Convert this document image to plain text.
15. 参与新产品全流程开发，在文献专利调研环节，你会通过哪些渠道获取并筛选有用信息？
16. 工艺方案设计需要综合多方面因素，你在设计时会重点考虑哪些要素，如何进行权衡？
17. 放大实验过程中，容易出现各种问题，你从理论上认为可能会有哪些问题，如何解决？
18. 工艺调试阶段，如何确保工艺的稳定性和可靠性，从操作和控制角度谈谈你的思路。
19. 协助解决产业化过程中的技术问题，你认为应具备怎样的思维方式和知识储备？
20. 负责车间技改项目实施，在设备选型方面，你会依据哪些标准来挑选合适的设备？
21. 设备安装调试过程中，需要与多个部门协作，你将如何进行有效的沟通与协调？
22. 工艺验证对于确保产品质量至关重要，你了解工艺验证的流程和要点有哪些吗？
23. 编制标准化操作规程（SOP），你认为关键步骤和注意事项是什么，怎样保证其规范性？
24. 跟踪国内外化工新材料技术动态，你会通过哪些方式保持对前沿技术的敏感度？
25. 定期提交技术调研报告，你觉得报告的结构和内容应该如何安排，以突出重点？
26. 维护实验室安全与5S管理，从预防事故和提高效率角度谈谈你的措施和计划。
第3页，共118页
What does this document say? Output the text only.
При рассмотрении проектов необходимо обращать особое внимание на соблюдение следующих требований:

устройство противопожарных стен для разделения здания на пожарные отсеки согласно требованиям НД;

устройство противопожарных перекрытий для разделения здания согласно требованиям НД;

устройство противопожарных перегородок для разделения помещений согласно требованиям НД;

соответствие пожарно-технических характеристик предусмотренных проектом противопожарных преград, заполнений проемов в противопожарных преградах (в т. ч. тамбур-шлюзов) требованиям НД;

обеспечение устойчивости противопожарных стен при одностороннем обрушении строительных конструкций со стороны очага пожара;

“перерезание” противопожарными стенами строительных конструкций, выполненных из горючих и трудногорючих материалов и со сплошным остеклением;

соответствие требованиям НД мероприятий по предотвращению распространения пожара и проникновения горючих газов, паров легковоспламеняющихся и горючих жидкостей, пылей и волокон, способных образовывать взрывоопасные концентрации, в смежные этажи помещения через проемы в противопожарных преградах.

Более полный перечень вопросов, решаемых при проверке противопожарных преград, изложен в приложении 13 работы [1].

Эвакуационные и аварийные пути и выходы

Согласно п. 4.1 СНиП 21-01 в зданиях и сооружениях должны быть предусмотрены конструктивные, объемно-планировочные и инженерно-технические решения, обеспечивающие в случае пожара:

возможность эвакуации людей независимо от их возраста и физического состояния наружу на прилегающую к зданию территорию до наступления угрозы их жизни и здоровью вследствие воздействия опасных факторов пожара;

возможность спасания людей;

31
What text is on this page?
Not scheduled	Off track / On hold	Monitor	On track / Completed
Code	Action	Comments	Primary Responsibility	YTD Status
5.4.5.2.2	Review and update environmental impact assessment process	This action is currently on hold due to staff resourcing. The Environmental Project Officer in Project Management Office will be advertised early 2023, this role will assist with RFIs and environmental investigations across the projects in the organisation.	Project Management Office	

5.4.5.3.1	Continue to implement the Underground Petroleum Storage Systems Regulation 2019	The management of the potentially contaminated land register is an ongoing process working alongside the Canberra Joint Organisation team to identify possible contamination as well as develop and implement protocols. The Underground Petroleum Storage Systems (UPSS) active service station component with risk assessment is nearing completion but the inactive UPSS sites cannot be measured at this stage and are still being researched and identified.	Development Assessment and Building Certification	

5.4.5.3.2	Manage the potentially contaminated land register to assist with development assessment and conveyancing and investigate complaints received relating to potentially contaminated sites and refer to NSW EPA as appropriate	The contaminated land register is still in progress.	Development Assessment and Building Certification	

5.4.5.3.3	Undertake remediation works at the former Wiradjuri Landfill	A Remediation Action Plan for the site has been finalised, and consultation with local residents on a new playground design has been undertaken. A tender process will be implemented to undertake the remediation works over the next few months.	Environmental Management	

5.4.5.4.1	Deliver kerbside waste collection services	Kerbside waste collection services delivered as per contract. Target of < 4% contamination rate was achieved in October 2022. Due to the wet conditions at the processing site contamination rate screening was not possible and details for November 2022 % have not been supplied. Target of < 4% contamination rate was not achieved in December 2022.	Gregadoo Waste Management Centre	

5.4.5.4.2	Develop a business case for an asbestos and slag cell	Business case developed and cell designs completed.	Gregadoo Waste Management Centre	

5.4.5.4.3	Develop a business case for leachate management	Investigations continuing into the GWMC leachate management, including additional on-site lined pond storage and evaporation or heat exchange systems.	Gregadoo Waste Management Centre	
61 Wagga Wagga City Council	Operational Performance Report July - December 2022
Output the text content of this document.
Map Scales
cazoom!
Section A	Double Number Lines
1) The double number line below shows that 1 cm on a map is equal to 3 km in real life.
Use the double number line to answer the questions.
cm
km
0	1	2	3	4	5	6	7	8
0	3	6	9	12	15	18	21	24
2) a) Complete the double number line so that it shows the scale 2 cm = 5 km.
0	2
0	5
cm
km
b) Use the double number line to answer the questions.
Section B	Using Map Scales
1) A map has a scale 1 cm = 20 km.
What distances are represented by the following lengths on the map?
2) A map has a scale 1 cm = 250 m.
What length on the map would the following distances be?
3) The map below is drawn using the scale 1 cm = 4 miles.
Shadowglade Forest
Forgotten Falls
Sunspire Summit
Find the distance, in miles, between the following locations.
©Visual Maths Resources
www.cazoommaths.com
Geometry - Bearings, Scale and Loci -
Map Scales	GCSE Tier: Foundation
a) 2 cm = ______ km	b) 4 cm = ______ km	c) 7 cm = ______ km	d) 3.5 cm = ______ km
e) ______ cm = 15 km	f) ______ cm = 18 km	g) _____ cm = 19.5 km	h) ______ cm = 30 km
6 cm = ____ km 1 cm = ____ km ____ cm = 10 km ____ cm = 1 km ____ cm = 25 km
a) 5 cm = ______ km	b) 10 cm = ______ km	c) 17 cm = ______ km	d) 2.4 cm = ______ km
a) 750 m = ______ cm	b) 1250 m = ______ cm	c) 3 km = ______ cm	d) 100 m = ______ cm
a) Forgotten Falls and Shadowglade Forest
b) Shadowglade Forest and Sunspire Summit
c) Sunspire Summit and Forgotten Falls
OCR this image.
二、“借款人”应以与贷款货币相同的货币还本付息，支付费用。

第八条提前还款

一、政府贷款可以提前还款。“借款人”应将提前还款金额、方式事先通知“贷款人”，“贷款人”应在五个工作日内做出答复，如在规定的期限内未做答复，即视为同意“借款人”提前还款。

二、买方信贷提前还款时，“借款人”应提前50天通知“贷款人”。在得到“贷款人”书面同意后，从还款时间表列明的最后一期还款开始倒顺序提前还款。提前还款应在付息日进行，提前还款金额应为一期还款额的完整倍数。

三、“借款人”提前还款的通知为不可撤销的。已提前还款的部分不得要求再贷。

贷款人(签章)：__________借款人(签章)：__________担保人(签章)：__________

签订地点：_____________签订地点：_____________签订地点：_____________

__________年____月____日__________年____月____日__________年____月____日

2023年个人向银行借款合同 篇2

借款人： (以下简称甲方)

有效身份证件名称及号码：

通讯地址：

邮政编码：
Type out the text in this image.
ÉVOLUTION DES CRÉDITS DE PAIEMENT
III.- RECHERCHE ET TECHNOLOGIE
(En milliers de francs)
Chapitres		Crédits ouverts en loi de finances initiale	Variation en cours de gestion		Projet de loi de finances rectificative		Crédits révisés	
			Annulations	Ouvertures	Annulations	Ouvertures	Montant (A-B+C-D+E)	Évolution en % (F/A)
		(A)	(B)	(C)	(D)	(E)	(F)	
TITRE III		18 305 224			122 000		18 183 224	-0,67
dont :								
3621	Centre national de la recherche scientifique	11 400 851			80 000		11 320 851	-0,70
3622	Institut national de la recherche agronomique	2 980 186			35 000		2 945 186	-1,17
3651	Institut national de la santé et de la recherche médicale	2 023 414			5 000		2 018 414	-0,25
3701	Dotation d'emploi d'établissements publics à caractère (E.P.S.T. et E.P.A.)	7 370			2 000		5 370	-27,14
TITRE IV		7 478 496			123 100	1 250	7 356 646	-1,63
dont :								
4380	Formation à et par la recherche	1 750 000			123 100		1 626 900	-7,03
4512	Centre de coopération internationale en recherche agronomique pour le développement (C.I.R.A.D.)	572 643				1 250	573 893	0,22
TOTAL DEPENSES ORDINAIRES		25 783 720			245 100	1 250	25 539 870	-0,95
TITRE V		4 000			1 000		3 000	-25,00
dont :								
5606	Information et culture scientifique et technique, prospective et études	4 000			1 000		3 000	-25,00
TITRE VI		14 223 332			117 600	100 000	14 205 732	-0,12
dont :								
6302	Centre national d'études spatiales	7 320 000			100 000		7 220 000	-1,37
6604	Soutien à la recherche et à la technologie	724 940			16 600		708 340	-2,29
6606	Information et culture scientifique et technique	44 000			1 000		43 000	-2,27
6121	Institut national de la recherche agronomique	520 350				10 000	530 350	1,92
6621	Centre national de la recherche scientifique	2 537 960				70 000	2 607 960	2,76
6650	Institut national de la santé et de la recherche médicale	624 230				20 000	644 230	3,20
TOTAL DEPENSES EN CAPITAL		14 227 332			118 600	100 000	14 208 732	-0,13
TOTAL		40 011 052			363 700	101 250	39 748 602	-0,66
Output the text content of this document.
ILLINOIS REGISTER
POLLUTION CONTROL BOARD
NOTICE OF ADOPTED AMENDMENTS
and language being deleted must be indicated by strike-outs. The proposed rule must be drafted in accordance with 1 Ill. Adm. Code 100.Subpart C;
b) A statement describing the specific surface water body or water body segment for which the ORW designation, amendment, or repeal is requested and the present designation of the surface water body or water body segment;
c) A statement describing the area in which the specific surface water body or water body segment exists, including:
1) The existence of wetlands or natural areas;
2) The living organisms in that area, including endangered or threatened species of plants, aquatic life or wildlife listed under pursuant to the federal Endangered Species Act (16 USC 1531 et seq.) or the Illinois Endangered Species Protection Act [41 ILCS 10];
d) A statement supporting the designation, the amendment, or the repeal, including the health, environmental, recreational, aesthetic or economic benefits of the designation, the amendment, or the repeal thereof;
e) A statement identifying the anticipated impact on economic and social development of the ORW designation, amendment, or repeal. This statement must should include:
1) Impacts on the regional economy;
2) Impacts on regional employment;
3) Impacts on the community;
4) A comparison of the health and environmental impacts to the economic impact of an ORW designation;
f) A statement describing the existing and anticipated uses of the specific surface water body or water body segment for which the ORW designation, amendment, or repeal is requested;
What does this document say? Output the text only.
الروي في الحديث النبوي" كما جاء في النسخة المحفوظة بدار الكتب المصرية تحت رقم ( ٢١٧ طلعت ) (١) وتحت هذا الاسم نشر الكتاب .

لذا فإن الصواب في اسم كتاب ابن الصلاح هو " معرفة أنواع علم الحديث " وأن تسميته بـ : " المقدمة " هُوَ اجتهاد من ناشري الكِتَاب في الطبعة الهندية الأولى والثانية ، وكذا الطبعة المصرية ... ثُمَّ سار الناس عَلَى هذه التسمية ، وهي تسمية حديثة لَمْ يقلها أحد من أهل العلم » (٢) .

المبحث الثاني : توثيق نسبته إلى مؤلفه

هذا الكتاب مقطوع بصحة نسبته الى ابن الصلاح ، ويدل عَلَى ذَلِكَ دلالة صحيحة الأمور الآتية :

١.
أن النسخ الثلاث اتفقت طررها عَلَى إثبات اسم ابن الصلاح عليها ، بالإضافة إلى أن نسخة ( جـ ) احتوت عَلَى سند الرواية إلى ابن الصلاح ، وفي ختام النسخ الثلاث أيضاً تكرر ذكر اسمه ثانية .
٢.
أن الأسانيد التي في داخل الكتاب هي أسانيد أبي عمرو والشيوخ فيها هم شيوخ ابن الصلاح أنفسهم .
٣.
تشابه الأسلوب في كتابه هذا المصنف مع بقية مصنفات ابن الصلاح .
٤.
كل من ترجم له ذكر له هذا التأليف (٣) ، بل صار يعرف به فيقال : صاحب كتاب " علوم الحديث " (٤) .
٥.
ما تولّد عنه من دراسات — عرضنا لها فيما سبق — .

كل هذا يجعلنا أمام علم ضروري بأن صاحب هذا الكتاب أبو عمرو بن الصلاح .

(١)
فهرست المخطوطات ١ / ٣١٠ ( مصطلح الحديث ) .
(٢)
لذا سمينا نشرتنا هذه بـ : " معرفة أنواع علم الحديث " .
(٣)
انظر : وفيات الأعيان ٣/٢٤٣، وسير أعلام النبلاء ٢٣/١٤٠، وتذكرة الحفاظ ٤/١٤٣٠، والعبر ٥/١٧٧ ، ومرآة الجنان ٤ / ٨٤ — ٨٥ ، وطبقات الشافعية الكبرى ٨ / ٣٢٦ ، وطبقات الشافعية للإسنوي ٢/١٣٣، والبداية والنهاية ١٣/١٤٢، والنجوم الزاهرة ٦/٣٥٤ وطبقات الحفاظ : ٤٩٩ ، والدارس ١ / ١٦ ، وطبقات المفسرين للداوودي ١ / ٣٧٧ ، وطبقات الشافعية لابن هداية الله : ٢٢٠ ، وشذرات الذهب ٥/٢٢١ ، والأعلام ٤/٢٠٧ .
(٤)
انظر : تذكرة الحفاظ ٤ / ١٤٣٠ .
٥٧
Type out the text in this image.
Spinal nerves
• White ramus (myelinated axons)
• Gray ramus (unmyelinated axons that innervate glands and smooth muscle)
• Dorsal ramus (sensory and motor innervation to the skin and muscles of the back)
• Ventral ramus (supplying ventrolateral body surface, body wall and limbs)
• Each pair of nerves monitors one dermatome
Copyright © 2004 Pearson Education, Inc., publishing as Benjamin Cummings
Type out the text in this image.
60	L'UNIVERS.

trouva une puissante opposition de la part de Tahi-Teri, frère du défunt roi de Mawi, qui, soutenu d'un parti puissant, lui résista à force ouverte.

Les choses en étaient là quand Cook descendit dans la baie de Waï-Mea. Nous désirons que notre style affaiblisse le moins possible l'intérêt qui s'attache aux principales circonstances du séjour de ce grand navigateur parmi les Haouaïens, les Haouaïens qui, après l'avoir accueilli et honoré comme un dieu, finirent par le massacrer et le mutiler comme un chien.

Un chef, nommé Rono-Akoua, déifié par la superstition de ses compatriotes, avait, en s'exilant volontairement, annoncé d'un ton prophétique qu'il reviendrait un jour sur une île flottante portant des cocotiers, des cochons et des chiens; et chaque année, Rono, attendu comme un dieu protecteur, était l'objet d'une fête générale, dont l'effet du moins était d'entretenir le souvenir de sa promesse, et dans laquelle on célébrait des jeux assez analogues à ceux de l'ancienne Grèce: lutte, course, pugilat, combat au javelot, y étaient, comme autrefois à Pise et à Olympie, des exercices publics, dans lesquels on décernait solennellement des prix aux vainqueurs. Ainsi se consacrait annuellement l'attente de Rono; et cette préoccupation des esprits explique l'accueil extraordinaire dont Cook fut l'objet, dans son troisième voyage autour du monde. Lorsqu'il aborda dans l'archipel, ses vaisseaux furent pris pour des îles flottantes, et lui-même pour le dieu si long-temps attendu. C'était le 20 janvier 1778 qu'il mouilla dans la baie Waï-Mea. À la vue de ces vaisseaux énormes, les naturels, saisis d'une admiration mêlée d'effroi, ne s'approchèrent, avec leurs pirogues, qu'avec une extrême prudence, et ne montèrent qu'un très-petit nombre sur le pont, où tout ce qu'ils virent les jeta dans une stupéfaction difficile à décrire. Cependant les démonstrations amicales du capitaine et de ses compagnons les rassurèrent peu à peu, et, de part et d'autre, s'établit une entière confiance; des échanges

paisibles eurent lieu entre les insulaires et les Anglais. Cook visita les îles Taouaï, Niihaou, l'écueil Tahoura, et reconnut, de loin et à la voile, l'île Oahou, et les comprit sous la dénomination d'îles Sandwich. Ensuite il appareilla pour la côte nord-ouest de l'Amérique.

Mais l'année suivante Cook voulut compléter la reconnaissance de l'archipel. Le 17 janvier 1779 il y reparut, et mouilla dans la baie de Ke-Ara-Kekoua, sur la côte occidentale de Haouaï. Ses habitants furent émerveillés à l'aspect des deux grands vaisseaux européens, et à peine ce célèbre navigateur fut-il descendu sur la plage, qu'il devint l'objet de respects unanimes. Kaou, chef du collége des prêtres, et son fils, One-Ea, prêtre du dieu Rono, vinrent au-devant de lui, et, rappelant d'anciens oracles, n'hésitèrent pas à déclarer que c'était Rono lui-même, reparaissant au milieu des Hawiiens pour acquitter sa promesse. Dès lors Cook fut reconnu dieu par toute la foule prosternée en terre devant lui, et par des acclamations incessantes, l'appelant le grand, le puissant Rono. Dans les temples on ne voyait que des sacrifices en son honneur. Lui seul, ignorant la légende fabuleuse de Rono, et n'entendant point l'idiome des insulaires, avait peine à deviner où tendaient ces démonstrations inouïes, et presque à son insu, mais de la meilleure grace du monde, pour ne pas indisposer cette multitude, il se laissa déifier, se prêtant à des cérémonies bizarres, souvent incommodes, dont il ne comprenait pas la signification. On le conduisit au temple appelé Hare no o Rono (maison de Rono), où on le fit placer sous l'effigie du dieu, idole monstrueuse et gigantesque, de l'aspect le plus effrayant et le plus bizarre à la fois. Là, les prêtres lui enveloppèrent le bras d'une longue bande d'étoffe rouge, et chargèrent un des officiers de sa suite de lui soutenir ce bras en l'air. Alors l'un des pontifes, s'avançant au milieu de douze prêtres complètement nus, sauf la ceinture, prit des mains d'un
★ ★ ★ ★ ★
#### [TASK PROMPT]
Read the data above and pull out each line that holds the string "TOTAL".

#### [ANSWER FOR THE TASK]
TOTAL DEPENSES ORDINAIRES		25 783 720			245 100	1 250	25 539 870	-0,95
TOTAL DEPENSES EN CAPITAL		14 227 332			118 600	100 000	14 208 732	-0,13
TOTAL		40 011 052			363 700	101 250	39 748 602	-0,66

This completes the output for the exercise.